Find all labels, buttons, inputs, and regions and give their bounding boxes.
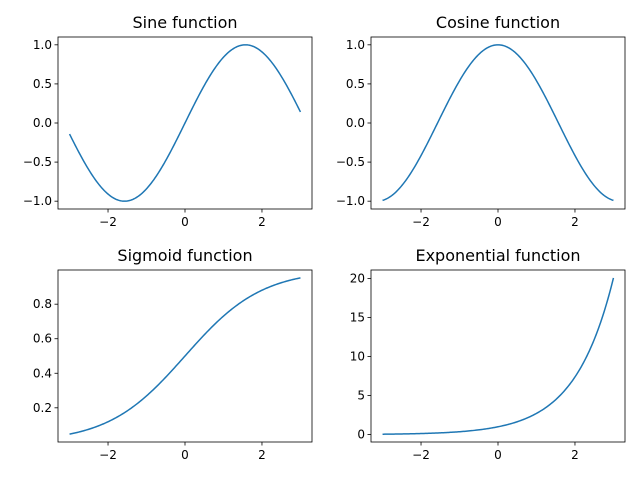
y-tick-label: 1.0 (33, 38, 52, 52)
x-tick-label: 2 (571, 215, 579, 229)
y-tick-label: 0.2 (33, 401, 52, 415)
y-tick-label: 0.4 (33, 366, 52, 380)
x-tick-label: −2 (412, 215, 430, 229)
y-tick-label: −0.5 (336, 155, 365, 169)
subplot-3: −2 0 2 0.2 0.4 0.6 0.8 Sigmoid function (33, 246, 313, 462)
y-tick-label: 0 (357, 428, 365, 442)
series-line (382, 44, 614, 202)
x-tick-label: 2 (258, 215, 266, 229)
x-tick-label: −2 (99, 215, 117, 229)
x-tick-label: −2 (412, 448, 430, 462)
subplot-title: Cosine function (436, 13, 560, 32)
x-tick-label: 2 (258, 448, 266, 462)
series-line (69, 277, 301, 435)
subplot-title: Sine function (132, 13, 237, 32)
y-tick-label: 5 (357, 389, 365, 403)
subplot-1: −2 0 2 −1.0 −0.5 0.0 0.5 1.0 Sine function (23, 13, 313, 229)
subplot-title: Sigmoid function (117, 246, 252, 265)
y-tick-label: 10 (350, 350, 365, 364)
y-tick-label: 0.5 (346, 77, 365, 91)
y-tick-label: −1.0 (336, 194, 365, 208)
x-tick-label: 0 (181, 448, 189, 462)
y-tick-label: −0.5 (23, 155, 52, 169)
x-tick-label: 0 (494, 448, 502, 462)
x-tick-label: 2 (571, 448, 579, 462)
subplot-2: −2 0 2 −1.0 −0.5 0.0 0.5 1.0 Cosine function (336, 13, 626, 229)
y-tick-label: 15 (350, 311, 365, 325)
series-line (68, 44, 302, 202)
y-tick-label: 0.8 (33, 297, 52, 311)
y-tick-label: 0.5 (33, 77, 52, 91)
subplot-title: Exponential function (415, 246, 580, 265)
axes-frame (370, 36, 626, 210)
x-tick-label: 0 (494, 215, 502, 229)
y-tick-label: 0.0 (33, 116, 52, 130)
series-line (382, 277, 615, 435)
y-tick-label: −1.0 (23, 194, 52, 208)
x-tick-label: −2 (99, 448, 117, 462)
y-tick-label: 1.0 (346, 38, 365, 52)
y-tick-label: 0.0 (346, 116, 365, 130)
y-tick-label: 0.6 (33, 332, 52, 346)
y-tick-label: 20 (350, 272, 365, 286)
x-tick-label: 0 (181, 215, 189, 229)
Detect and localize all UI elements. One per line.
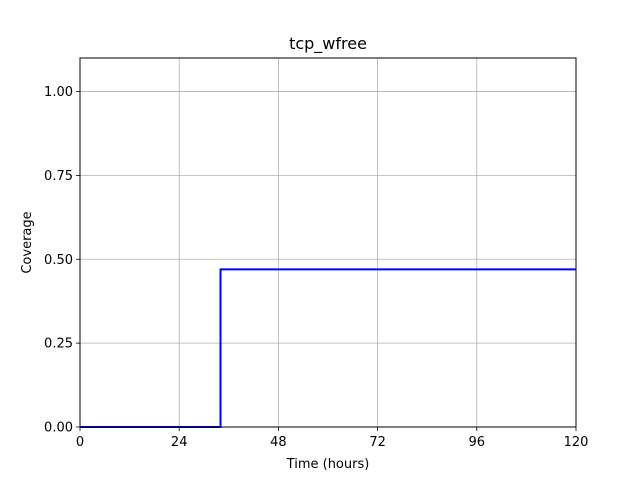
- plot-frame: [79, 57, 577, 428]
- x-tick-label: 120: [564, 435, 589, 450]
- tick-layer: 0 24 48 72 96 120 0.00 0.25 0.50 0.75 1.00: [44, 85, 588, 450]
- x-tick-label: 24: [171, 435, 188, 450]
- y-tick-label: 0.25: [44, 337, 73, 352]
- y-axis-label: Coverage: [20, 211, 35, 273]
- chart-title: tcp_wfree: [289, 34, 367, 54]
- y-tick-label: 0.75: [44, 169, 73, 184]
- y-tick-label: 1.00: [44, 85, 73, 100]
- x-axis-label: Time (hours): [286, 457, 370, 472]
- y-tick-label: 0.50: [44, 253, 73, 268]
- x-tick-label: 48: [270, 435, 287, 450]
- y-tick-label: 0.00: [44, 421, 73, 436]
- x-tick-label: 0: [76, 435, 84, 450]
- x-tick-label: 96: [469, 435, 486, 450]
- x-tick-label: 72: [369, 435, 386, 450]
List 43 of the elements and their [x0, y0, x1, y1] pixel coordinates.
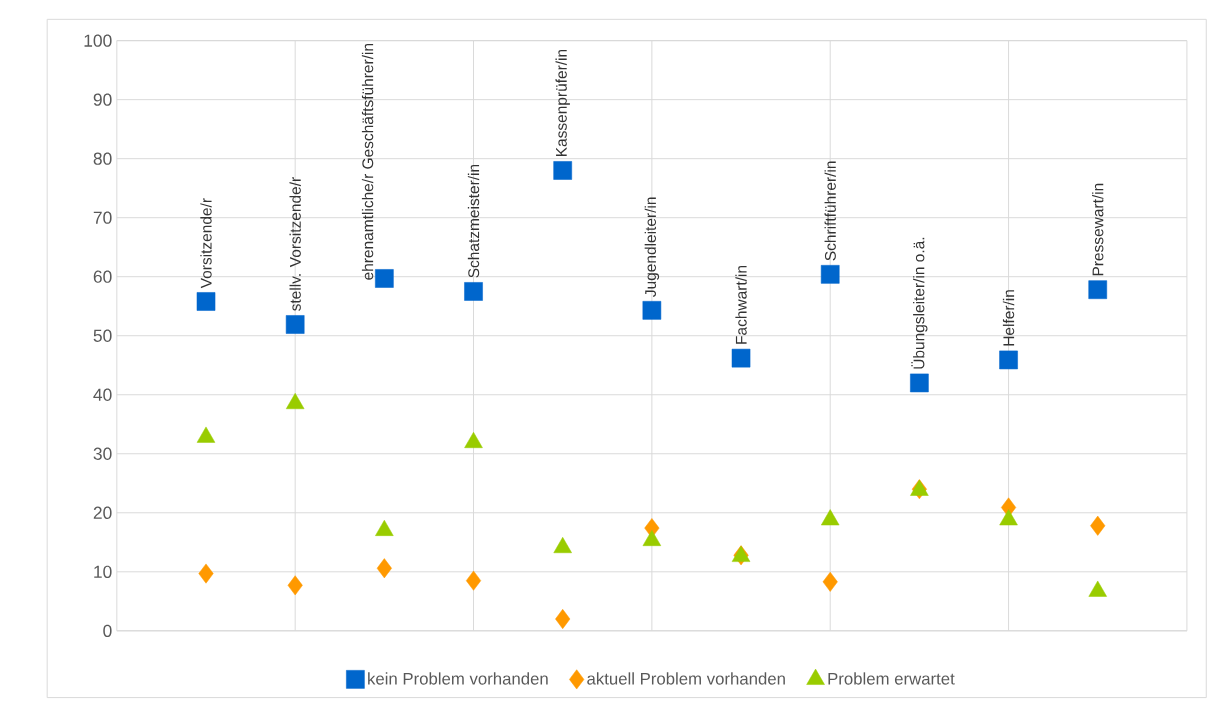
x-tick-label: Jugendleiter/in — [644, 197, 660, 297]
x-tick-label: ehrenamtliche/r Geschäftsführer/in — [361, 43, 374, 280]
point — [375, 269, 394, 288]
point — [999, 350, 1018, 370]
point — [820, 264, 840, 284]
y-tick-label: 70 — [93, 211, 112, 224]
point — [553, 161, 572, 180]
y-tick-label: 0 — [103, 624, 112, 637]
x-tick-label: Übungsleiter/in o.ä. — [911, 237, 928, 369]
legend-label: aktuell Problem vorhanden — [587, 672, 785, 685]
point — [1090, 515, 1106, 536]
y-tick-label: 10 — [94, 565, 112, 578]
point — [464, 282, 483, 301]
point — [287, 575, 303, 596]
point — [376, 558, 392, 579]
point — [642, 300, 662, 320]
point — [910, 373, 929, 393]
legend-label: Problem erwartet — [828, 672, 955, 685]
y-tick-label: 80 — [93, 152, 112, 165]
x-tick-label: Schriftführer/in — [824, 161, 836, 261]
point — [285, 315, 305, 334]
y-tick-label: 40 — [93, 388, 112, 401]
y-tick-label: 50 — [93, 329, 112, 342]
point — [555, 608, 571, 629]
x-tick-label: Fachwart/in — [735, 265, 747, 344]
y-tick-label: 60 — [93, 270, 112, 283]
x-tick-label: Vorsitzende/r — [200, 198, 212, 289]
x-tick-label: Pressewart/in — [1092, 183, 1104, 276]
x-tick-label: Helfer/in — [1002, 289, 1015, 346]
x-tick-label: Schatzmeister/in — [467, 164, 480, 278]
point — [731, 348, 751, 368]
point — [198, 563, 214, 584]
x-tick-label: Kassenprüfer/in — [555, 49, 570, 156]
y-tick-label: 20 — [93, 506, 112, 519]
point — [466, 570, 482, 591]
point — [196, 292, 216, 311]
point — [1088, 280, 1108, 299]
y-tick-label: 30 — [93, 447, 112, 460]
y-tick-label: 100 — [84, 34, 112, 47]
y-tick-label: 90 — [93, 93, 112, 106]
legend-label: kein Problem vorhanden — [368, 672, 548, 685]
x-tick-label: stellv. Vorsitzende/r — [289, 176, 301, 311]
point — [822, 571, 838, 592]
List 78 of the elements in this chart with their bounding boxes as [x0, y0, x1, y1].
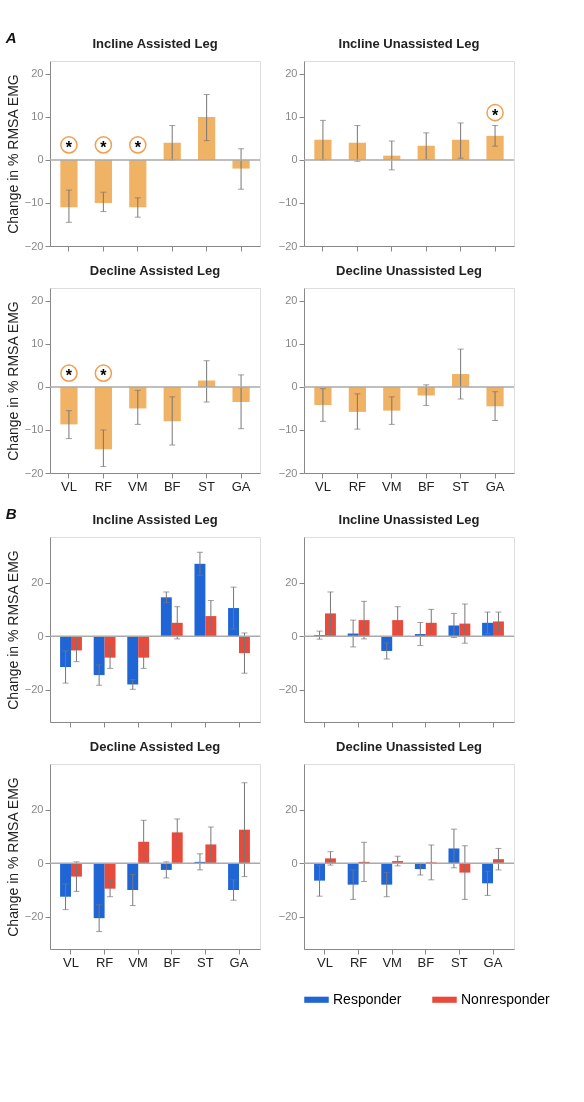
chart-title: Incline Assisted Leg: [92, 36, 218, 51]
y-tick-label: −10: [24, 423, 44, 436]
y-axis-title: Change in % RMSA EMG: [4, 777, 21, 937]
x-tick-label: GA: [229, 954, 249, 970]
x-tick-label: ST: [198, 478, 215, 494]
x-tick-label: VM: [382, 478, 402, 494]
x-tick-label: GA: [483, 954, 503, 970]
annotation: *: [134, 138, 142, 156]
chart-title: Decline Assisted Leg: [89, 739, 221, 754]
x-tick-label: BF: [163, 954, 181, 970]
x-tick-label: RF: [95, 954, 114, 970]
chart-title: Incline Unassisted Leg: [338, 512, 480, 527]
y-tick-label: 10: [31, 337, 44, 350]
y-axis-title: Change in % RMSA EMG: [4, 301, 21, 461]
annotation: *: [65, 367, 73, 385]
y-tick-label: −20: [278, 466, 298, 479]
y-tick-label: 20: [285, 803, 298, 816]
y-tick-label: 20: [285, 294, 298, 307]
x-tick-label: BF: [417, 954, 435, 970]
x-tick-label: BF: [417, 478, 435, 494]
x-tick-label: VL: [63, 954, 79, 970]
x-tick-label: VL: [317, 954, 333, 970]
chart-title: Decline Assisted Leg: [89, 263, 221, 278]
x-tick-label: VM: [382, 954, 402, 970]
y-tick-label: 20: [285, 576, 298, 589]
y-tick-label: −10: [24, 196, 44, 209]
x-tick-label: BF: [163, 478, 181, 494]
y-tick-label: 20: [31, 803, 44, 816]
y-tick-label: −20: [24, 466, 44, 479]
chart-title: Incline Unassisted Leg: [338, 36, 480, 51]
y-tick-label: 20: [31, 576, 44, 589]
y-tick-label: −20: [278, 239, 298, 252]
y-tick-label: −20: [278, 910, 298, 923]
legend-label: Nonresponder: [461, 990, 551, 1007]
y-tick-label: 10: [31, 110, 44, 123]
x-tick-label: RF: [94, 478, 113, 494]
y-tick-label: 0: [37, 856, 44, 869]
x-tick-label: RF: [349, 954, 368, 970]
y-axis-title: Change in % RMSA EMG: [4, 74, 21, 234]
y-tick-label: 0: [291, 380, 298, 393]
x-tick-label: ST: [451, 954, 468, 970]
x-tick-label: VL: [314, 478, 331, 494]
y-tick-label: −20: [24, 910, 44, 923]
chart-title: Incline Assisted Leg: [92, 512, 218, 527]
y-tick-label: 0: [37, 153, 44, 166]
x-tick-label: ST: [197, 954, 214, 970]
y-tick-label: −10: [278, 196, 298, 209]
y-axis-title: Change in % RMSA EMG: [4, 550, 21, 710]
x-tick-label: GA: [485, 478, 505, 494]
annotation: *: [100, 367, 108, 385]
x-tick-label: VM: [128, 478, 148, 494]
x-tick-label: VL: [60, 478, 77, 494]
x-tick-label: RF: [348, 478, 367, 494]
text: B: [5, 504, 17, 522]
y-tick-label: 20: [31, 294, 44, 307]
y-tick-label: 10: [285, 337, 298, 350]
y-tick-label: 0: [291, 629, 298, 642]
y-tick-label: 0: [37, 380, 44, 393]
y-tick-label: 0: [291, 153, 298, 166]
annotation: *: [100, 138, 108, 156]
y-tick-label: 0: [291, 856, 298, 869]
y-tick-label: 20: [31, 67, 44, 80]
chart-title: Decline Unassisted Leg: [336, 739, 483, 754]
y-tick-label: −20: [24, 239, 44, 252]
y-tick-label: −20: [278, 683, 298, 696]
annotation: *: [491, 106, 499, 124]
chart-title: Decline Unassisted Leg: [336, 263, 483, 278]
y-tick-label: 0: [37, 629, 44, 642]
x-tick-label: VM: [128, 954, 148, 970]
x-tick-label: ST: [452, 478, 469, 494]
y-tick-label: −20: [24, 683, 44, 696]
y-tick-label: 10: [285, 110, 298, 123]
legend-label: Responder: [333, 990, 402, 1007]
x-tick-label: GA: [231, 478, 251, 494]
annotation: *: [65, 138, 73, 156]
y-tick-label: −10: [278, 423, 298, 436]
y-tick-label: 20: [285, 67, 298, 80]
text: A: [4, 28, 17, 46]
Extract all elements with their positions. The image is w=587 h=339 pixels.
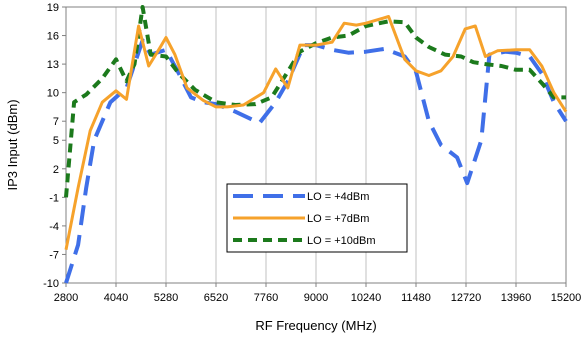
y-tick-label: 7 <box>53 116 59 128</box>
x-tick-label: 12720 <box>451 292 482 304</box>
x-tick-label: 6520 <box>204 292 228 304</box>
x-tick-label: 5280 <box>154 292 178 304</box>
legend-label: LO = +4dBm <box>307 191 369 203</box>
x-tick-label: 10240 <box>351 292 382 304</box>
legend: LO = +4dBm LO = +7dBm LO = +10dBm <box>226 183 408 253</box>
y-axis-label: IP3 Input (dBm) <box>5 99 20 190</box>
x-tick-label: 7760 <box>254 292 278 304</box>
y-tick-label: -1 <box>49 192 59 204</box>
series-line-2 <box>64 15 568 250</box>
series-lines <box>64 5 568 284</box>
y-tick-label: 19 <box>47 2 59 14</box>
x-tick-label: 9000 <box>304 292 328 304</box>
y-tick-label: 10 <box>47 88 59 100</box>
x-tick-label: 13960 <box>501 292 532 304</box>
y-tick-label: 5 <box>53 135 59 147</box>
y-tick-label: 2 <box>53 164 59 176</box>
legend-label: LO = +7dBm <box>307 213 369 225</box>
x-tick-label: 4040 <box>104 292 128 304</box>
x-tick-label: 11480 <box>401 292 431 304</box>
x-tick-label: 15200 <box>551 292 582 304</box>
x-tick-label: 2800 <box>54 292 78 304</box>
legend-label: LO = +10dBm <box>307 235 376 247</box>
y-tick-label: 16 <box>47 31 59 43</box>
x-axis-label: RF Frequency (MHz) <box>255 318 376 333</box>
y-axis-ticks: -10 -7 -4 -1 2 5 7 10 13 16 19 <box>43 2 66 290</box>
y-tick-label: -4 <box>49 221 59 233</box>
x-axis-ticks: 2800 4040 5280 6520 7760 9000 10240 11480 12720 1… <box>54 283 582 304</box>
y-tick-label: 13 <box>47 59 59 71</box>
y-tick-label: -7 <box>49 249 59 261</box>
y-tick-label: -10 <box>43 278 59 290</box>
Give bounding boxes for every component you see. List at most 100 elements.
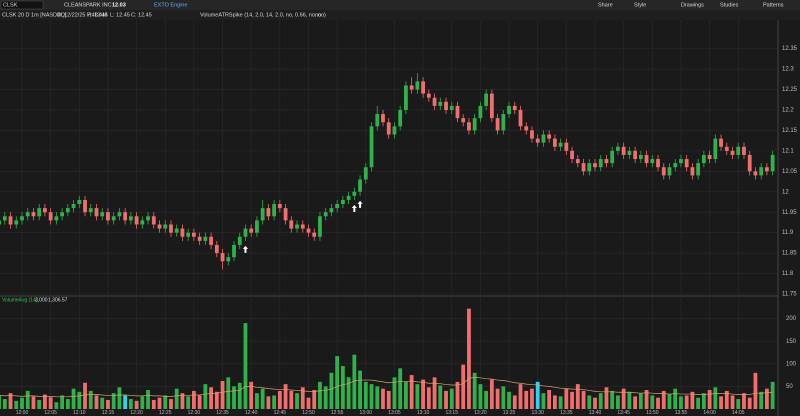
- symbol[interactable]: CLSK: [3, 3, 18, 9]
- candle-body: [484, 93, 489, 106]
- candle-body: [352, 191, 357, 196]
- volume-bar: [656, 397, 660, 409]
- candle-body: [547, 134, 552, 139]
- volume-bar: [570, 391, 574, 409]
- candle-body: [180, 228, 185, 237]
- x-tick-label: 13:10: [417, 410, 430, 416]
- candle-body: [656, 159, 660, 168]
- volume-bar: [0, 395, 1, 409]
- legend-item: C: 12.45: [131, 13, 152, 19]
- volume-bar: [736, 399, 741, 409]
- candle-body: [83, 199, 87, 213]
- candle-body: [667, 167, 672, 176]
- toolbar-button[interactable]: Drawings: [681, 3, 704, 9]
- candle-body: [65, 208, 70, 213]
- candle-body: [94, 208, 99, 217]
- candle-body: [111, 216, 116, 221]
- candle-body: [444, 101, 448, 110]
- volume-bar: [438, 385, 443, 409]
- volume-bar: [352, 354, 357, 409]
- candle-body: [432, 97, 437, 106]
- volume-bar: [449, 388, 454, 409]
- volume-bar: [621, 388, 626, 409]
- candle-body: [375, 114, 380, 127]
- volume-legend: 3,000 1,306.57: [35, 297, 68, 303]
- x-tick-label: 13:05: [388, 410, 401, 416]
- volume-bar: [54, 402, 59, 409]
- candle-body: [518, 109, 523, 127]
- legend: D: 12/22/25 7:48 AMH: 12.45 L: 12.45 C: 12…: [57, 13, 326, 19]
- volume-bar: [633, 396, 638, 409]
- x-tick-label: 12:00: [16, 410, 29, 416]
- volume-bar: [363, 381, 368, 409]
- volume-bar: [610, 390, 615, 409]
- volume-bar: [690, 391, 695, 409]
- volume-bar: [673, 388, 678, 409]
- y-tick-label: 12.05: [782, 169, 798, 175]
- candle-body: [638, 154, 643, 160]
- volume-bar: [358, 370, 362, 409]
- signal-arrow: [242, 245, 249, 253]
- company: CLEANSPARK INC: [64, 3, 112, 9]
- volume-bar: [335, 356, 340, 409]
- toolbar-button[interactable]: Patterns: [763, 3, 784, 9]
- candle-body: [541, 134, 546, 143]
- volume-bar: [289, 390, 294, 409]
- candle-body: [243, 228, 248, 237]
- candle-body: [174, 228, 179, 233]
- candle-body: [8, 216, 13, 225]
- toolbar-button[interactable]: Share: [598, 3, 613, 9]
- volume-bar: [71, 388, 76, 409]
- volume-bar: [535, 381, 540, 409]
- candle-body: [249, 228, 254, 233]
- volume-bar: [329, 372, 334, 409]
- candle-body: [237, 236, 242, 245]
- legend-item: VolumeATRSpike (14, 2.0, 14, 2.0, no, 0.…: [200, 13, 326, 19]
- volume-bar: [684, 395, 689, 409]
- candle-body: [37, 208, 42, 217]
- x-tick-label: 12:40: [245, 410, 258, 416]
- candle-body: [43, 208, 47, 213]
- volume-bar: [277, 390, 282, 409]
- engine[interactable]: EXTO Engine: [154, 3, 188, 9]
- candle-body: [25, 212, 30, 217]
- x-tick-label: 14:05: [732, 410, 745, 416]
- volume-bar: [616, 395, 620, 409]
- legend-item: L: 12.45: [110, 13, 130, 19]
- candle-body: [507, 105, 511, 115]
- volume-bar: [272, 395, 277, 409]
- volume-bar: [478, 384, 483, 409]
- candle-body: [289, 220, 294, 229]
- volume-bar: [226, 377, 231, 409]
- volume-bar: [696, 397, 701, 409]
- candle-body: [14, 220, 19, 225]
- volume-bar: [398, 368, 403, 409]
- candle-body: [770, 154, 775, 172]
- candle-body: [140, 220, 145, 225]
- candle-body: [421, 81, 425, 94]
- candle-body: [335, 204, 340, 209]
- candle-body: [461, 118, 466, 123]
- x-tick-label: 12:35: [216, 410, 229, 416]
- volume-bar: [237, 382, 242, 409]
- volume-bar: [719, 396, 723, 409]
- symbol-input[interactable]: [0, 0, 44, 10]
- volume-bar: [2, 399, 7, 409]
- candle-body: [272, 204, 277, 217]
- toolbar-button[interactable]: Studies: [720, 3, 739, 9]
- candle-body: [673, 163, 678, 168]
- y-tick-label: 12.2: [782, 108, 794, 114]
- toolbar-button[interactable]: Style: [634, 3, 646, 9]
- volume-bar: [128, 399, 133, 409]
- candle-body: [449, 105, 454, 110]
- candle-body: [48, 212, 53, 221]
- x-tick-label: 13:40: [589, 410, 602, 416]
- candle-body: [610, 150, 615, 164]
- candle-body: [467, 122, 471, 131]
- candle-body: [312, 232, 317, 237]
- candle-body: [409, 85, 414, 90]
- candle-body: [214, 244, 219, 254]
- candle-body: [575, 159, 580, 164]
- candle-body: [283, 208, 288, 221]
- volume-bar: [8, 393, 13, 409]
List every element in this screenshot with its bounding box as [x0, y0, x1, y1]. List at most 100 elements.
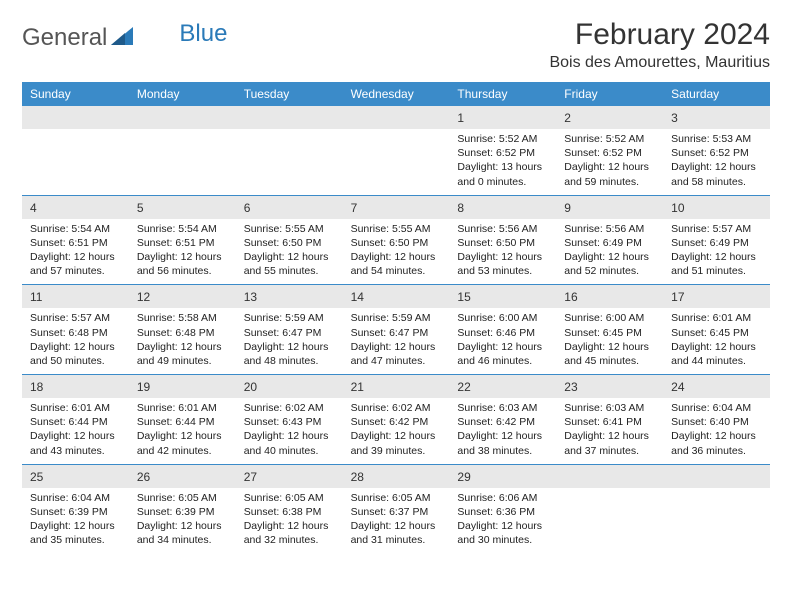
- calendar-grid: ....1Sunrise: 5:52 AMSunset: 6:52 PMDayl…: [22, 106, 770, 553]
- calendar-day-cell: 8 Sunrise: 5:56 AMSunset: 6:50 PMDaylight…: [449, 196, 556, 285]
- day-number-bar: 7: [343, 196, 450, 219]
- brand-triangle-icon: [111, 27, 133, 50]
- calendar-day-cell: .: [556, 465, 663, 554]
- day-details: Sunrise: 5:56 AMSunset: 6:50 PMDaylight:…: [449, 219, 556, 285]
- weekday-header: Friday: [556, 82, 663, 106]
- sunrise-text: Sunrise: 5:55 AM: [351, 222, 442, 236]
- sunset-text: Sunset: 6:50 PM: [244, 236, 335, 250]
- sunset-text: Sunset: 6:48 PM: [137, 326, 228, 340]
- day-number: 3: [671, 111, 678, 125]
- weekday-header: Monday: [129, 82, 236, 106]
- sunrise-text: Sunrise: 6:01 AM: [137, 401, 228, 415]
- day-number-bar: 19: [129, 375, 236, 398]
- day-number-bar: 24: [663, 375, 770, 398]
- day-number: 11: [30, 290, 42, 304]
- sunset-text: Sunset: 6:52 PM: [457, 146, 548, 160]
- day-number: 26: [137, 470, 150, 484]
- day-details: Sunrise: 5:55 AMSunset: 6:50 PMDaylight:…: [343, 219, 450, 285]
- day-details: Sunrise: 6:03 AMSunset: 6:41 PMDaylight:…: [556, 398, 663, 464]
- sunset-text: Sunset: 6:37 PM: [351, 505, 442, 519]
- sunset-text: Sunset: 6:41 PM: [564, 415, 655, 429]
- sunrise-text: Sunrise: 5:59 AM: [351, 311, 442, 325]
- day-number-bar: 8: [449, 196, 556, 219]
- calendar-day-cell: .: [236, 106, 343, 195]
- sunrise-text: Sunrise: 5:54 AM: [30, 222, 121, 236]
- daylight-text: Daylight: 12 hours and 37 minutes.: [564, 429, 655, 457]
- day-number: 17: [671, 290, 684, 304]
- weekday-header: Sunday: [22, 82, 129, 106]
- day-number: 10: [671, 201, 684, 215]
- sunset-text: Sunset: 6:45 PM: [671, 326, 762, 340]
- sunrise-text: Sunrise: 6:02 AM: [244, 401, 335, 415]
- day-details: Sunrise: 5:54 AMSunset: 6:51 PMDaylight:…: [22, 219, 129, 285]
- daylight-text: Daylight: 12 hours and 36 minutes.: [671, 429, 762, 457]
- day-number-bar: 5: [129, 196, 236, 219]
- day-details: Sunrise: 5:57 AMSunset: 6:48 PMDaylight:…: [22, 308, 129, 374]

> Stated task
Can you return the lines of the material verbatim, from the line containing "- symbol[interactable]: CLSK: [3, 3, 18, 9]" through the line containing "- candle-body: [541, 134, 546, 143]", including both?

> Solution for this task
- symbol[interactable]: CLSK: [3, 3, 18, 9]
- candle-body: [484, 93, 489, 106]
- candle-body: [352, 191, 357, 196]
- volume-bar: [656, 397, 660, 409]
- candle-body: [547, 134, 552, 139]
- volume-bar: [570, 391, 574, 409]
- candle-body: [180, 228, 185, 237]
- x-tick-label: 13:10: [417, 410, 430, 416]
- candle-body: [656, 159, 660, 168]
- volume-bar: [0, 395, 1, 409]
- legend-item: C: 12.45: [131, 13, 152, 19]
- volume-bar: [736, 399, 741, 409]
- candle-body: [83, 199, 87, 213]
- candle-body: [667, 167, 672, 176]
- toolbar-button[interactable]: Drawings: [681, 3, 704, 9]
- candle-body: [65, 208, 70, 213]
- candle-body: [94, 208, 99, 217]
- candle-body: [111, 216, 116, 221]
- candle-body: [444, 101, 448, 110]
- volume-bar: [438, 385, 443, 409]
- volume-bar: [352, 354, 357, 409]
- candle-body: [432, 97, 437, 106]
- volume-bar: [449, 388, 454, 409]
- volume-bar: [621, 388, 626, 409]
- candle-body: [375, 114, 380, 127]
- volume-legend: 3,000 1,306.57: [35, 297, 68, 303]
- x-tick-label: 13:05: [388, 410, 401, 416]
- volume-bar: [54, 402, 59, 409]
- candle-body: [518, 109, 523, 127]
- legend: D: 12/22/25 7:48 AMH: 12.45 L: 12.45 C: 12…: [57, 13, 326, 19]
- volume-bar: [633, 396, 638, 409]
- x-tick-label: 12:00: [16, 410, 29, 416]
- volume-bar: [363, 381, 368, 409]
- volume-bar: [610, 390, 615, 409]
- volume-bar: [690, 391, 695, 409]
- volume-bar: [673, 388, 678, 409]
- y-tick-label: 12.05: [782, 169, 798, 175]
- candle-body: [638, 154, 643, 160]
- volume-bar: [358, 370, 362, 409]
- signal-arrow: [242, 245, 249, 253]
- company: CLEANSPARK INC: [64, 3, 112, 9]
- volume-bar: [335, 356, 340, 409]
- toolbar-button[interactable]: Patterns: [763, 3, 784, 9]
- candle-body: [541, 134, 546, 143]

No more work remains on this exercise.